__WRITTEN PROBLEM__.
Which lines hold the word "title"? Show each of them.

--- Start ---

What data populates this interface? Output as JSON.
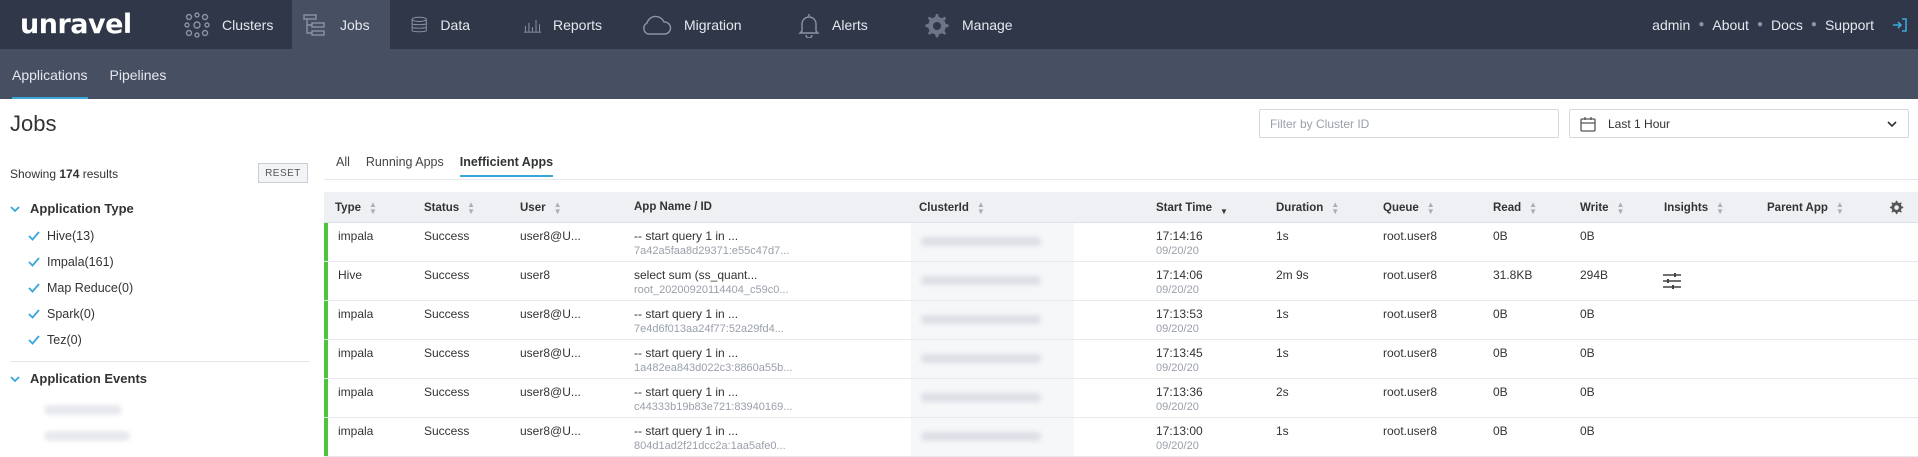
{
  "app": {
    "logo": "unravel"
  },
  "nav": {
    "items": [
      {
        "label": "Clusters",
        "icon": "clusters-icon"
      },
      {
        "label": "Jobs",
        "icon": "jobs-icon",
        "active": true
      },
      {
        "label": "Data",
        "icon": "data-icon"
      },
      {
        "label": "Reports",
        "icon": "reports-icon"
      },
      {
        "label": "Migration",
        "icon": "cloud-icon"
      },
      {
        "label": "Alerts",
        "icon": "bell-icon"
      },
      {
        "label": "Manage",
        "icon": "gear-icon"
      }
    ],
    "right": {
      "user": "admin",
      "about": "About",
      "docs": "Docs",
      "support": "Support"
    }
  },
  "subnav": {
    "tabs": [
      "Applications",
      "Pipelines"
    ],
    "active": "Applications"
  },
  "page": {
    "title": "Jobs",
    "cluster_filter_placeholder": "Filter by Cluster ID",
    "time_range": "Last 1 Hour"
  },
  "sidebar": {
    "showing_prefix": "Showing",
    "showing_count": "174",
    "showing_suffix": "results",
    "reset": "RESET",
    "application_type": {
      "title": "Application Type",
      "items": [
        "Hive(13)",
        "Impala(161)",
        "Map Reduce(0)",
        "Spark(0)",
        "Tez(0)"
      ]
    },
    "application_events": {
      "title": "Application Events"
    }
  },
  "tabs": [
    "All",
    "Running Apps",
    "Inefficient Apps"
  ],
  "active_tab": "Inefficient Apps",
  "table": {
    "columns": [
      "Type",
      "Status",
      "User",
      "App Name / ID",
      "ClusterId",
      "Start Time",
      "Duration",
      "Queue",
      "Read",
      "Write",
      "Insights",
      "Parent App"
    ],
    "rows": [
      {
        "type": "impala",
        "status": "Success",
        "user": "user8@U...",
        "app_name": "-- start query 1 in ...",
        "app_id": "7a42a5faa8d29371:e55c47d7...",
        "start_time": "17:14:16",
        "start_date": "09/20/20",
        "duration": "1s",
        "queue": "root.user8",
        "read": "0B",
        "write": "0B"
      },
      {
        "type": "Hive",
        "status": "Success",
        "user": "user8",
        "app_name": "select sum (ss_quant...",
        "app_id": "root_20200920114404_c59c0...",
        "start_time": "17:14:06",
        "start_date": "09/20/20",
        "duration": "2m 9s",
        "queue": "root.user8",
        "read": "31.8KB",
        "write": "294B",
        "insight": "sliders-icon"
      },
      {
        "type": "impala",
        "status": "Success",
        "user": "user8@U...",
        "app_name": "-- start query 1 in ...",
        "app_id": "7e4d6f013aa24f77:52a29fd4...",
        "start_time": "17:13:53",
        "start_date": "09/20/20",
        "duration": "1s",
        "queue": "root.user8",
        "read": "0B",
        "write": "0B"
      },
      {
        "type": "impala",
        "status": "Success",
        "user": "user8@U...",
        "app_name": "-- start query 1 in ...",
        "app_id": "1a482ea843d022c3:8860a55b...",
        "start_time": "17:13:45",
        "start_date": "09/20/20",
        "duration": "1s",
        "queue": "root.user8",
        "read": "0B",
        "write": "0B"
      },
      {
        "type": "impala",
        "status": "Success",
        "user": "user8@U...",
        "app_name": "-- start query 1 in ...",
        "app_id": "c44333b19b83e721:83940169...",
        "start_time": "17:13:36",
        "start_date": "09/20/20",
        "duration": "2s",
        "queue": "root.user8",
        "read": "0B",
        "write": "0B"
      },
      {
        "type": "impala",
        "status": "Success",
        "user": "user8@U...",
        "app_name": "-- start query 1 in ...",
        "app_id": "804d1ad2f21dcc2a:1aa5afe0...",
        "start_time": "17:13:00",
        "start_date": "09/20/20",
        "duration": "1s",
        "queue": "root.user8",
        "read": "0B",
        "write": "0B"
      }
    ]
  },
  "colors": {
    "nav_bg": "#2f3749",
    "subnav_bg": "#474f62",
    "accent": "#3ba7d8",
    "success_bar": "#4cc53b",
    "checkbox": "#3ba7d8"
  }
}
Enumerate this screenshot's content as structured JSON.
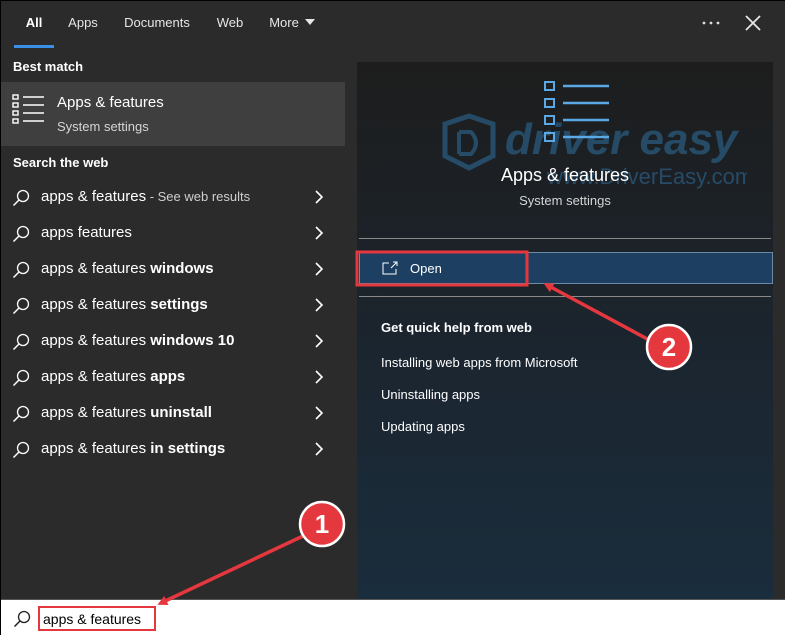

--- End ---

__TASK RESULT__.
    "title": "Jobs",
      "title": "Application Type",
      "title": "Application Events"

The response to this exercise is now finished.